• **Recorded data**:
============================================================

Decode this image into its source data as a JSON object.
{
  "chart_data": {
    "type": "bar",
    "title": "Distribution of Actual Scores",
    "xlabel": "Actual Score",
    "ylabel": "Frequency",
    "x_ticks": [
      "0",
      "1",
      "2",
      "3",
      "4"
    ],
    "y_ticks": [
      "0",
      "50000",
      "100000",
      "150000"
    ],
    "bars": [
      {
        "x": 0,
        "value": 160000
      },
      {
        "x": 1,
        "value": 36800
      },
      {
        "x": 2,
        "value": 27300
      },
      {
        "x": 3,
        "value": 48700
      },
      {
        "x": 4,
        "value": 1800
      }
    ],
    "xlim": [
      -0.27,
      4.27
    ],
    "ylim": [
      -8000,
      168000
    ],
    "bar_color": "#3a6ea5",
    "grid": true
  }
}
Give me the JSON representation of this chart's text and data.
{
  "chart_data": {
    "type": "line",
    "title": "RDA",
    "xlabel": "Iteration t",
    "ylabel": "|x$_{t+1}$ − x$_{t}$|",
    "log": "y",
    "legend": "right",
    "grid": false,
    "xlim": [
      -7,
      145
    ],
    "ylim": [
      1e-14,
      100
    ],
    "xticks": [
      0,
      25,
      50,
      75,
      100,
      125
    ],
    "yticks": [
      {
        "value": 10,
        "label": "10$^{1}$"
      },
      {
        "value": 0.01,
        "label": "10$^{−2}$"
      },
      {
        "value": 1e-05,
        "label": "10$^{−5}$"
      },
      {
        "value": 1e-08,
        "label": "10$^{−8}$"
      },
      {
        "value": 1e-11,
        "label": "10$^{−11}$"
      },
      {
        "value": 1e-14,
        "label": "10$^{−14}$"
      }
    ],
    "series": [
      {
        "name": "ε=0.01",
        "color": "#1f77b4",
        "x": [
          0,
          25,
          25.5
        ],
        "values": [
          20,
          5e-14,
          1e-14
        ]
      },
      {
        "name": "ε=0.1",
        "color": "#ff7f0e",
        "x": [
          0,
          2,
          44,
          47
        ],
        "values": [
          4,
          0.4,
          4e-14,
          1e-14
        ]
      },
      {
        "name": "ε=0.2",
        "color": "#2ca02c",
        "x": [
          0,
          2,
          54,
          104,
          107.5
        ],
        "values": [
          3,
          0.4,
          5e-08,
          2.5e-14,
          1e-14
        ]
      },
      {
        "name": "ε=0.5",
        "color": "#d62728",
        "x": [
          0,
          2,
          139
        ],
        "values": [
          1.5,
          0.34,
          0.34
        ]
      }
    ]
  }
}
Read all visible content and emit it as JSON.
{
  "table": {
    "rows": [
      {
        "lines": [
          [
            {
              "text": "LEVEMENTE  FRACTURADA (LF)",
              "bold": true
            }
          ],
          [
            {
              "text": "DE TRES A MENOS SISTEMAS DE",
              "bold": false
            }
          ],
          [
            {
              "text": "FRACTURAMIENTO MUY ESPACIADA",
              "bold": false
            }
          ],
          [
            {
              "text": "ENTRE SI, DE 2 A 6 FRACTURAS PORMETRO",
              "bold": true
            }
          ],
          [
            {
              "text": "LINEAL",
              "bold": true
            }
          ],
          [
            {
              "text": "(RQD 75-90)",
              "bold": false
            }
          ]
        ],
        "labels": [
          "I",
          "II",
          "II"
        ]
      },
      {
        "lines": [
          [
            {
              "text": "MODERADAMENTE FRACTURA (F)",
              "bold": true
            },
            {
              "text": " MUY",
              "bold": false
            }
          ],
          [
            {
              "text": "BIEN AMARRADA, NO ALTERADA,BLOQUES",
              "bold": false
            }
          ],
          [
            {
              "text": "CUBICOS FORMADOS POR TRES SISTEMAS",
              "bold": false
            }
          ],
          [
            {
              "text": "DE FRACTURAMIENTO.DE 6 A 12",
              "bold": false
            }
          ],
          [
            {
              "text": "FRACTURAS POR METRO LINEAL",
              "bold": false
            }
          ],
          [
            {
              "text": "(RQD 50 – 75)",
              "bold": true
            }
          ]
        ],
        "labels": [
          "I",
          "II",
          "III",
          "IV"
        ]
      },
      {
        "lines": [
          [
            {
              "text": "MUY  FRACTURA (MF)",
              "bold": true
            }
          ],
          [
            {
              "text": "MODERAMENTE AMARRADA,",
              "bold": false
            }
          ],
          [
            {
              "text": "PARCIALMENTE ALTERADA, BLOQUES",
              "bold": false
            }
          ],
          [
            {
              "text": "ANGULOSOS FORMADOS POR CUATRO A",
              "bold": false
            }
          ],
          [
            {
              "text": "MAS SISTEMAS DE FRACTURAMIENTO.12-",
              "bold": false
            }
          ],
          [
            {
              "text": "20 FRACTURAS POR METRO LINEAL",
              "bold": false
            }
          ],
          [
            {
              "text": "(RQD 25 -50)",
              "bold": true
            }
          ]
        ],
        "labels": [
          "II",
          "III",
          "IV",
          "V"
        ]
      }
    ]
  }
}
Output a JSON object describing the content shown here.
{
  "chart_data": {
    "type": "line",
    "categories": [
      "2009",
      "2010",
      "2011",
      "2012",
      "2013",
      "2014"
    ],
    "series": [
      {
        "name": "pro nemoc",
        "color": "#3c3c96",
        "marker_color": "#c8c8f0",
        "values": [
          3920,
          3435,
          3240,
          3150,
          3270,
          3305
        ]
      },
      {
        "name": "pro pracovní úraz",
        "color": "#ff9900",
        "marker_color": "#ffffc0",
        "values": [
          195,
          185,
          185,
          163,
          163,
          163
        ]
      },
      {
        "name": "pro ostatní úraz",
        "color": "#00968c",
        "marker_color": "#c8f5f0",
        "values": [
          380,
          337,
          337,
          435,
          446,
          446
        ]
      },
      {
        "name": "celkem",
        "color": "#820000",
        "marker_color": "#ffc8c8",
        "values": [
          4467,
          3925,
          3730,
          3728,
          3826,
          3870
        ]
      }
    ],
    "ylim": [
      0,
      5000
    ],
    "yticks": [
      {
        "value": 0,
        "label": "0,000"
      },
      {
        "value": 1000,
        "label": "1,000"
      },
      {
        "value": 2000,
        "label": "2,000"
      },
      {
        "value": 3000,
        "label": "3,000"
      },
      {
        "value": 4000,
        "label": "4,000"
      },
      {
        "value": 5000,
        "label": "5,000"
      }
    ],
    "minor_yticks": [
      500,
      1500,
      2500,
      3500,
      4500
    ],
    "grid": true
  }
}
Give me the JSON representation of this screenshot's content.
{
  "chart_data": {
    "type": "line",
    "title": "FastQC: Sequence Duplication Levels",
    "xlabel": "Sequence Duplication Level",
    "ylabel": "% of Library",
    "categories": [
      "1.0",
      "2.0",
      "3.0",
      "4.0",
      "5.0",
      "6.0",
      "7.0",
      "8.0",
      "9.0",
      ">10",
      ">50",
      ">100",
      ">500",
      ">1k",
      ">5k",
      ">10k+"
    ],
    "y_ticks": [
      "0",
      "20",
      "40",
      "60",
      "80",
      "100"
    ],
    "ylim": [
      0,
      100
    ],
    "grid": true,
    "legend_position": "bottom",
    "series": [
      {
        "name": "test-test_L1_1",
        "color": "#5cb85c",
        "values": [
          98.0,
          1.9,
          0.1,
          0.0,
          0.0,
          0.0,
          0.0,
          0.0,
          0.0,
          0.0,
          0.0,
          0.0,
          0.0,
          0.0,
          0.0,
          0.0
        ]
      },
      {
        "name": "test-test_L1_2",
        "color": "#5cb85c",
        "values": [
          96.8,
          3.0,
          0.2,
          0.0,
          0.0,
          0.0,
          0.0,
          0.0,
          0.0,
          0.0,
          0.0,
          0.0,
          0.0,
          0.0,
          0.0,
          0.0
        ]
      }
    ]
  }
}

============================================================

• **YOUR INSTRUCTIONS**: Copy all the records above precisely.

• **FINISHED EXERCISE**:
Decode this image into its source data as a JSON object.
{
  "chart_data": {
    "type": "bar",
    "title": "Distribution of Actual Scores",
    "xlabel": "Actual Score",
    "ylabel": "Frequency",
    "x_ticks": [
      "0",
      "1",
      "2",
      "3",
      "4"
    ],
    "y_ticks": [
      "0",
      "50000",
      "100000",
      "150000"
    ],
    "bars": [
      {
        "x": 0,
        "value": 160000
      },
      {
        "x": 1,
        "value": 36800
      },
      {
        "x": 2,
        "value": 27300
      },
      {
        "x": 3,
        "value": 48700
      },
      {
        "x": 4,
        "value": 1800
      }
    ],
    "xlim": [
      -0.27,
      4.27
    ],
    "ylim": [
      -8000,
      168000
    ],
    "bar_color": "#3a6ea5",
    "grid": true
  }
}
Give me the JSON representation of this chart's text and data.
{
  "chart_data": {
    "type": "line",
    "title": "RDA",
    "xlabel": "Iteration t",
    "ylabel": "|x$_{t+1}$ − x$_{t}$|",
    "log": "y",
    "legend": "right",
    "grid": false,
    "xlim": [
      -7,
      145
    ],
    "ylim": [
      1e-14,
      100
    ],
    "xticks": [
      0,
      25,
      50,
      75,
      100,
      125
    ],
    "yticks": [
      {
        "value": 10,
        "label": "10$^{1}$"
      },
      {
        "value": 0.01,
        "label": "10$^{−2}$"
      },
      {
        "value": 1e-05,
        "label": "10$^{−5}$"
      },
      {
        "value": 1e-08,
        "label": "10$^{−8}$"
      },
      {
        "value": 1e-11,
        "label": "10$^{−11}$"
      },
      {
        "value": 1e-14,
        "label": "10$^{−14}$"
      }
    ],
    "series": [
      {
        "name": "ε=0.01",
        "color": "#1f77b4",
        "x": [
          0,
          25,
          25.5
        ],
        "values": [
          20,
          5e-14,
          1e-14
        ]
      },
      {
        "name": "ε=0.1",
        "color": "#ff7f0e",
        "x": [
          0,
          2,
          44,
          47
        ],
        "values": [
          4,
          0.4,
          4e-14,
          1e-14
        ]
      },
      {
        "name": "ε=0.2",
        "color": "#2ca02c",
        "x": [
          0,
          2,
          54,
          104,
          107.5
        ],
        "values": [
          3,
          0.4,
          5e-08,
          2.5e-14,
          1e-14
        ]
      },
      {
        "name": "ε=0.5",
        "color": "#d62728",
        "x": [
          0,
          2,
          139
        ],
        "values": [
          1.5,
          0.34,
          0.34
        ]
      }
    ]
  }
}
Read all visible content and emit it as JSON.
{
  "table": {
    "rows": [
      {
        "lines": [
          [
            {
              "text": "LEVEMENTE  FRACTURADA (LF)",
              "bold": true
            }
          ],
          [
            {
              "text": "DE TRES A MENOS SISTEMAS DE",
              "bold": false
            }
          ],
          [
            {
              "text": "FRACTURAMIENTO MUY ESPACIADA",
              "bold": false
            }
          ],
          [
            {
              "text": "ENTRE SI, DE 2 A 6 FRACTURAS PORMETRO",
              "bold": true
            }
          ],
          [
            {
              "text": "LINEAL",
              "bold": true
            }
          ],
          [
            {
              "text": "(RQD 75-90)",
              "bold": false
            }
          ]
        ],
        "labels": [
          "I",
          "II",
          "II"
        ]
      },
      {
        "lines": [
          [
            {
              "text": "MODERADAMENTE FRACTURA (F)",
              "bold": true
            },
            {
              "text": " MUY",
              "bold": false
            }
          ],
          [
            {
              "text": "BIEN AMARRADA, NO ALTERADA,BLOQUES",
              "bold": false
            }
          ],
          [
            {
              "text": "CUBICOS FORMADOS POR TRES SISTEMAS",
              "bold": false
            }
          ],
          [
            {
              "text": "DE FRACTURAMIENTO.DE 6 A 12",
              "bold": false
            }
          ],
          [
            {
              "text": "FRACTURAS POR METRO LINEAL",
              "bold": false
            }
          ],
          [
            {
              "text": "(RQD 50 – 75)",
              "bold": true
            }
          ]
        ],
        "labels": [
          "I",
          "II",
          "III",
          "IV"
        ]
      },
      {
        "lines": [
          [
            {
              "text": "MUY  FRACTURA (MF)",
              "bold": true
            }
          ],
          [
            {
              "text": "MODERAMENTE AMARRADA,",
              "bold": false
            }
          ],
          [
            {
              "text": "PARCIALMENTE ALTERADA, BLOQUES",
              "bold": false
            }
          ],
          [
            {
              "text": "ANGULOSOS FORMADOS POR CUATRO A",
              "bold": false
            }
          ],
          [
            {
              "text": "MAS SISTEMAS DE FRACTURAMIENTO.12-",
              "bold": false
            }
          ],
          [
            {
              "text": "20 FRACTURAS POR METRO LINEAL",
              "bold": false
            }
          ],
          [
            {
              "text": "(RQD 25 -50)",
              "bold": true
            }
          ]
        ],
        "labels": [
          "II",
          "III",
          "IV",
          "V"
        ]
      }
    ]
  }
}
Output a JSON object describing the content shown here.
{
  "chart_data": {
    "type": "line",
    "categories": [
      "2009",
      "2010",
      "2011",
      "2012",
      "2013",
      "2014"
    ],
    "series": [
      {
        "name": "pro nemoc",
        "color": "#3c3c96",
        "marker_color": "#c8c8f0",
        "values": [
          3920,
          3435,
          3240,
          3150,
          3270,
          3305
        ]
      },
      {
        "name": "pro pracovní úraz",
        "color": "#ff9900",
        "marker_color": "#ffffc0",
        "values": [
          195,
          185,
          185,
          163,
          163,
          163
        ]
      },
      {
        "name": "pro ostatní úraz",
        "color": "#00968c",
        "marker_color": "#c8f5f0",
        "values": [
          380,
          337,
          337,
          435,
          446,
          446
        ]
      },
      {
        "name": "celkem",
        "color": "#820000",
        "marker_color": "#ffc8c8",
        "values": [
          4467,
          3925,
          3730,
          3728,
          3826,
          3870
        ]
      }
    ],
    "ylim": [
      0,
      5000
    ],
    "yticks": [
      {
        "value": 0,
        "label": "0,000"
      },
      {
        "value": 1000,
        "label": "1,000"
      },
      {
        "value": 2000,
        "label": "2,000"
      },
      {
        "value": 3000,
        "label": "3,000"
      },
      {
        "value": 4000,
        "label": "4,000"
      },
      {
        "value": 5000,
        "label": "5,000"
      }
    ],
    "minor_yticks": [
      500,
      1500,
      2500,
      3500,
      4500
    ],
    "grid": true
  }
}
Give me the JSON representation of this screenshot's content.
{
  "chart_data": {
    "type": "line",
    "title": "FastQC: Sequence Duplication Levels",
    "xlabel": "Sequence Duplication Level",
    "ylabel": "% of Library",
    "categories": [
      "1.0",
      "2.0",
      "3.0",
      "4.0",
      "5.0",
      "6.0",
      "7.0",
      "8.0",
      "9.0",
      ">10",
      ">50",
      ">100",
      ">500",
      ">1k",
      ">5k",
      ">10k+"
    ],
    "y_ticks": [
      "0",
      "20",
      "40",
      "60",
      "80",
      "100"
    ],
    "ylim": [
      0,
      100
    ],
    "grid": true,
    "legend_position": "bottom",
    "series": [
      {
        "name": "test-test_L1_1",
        "color": "#5cb85c",
        "values": [
          98.0,
          1.9,
          0.1,
          0.0,
          0.0,
          0.0,
          0.0,
          0.0,
          0.0,
          0.0,
          0.0,
          0.0,
          0.0,
          0.0,
          0.0,
          0.0
        ]
      },
      {
        "name": "test-test_L1_2",
        "color": "#5cb85c",
        "values": [
          96.8,
          3.0,
          0.2,
          0.0,
          0.0,
          0.0,
          0.0,
          0.0,
          0.0,
          0.0,
          0.0,
          0.0,
          0.0,
          0.0,
          0.0,
          0.0
        ]
      }
    ]
  }
}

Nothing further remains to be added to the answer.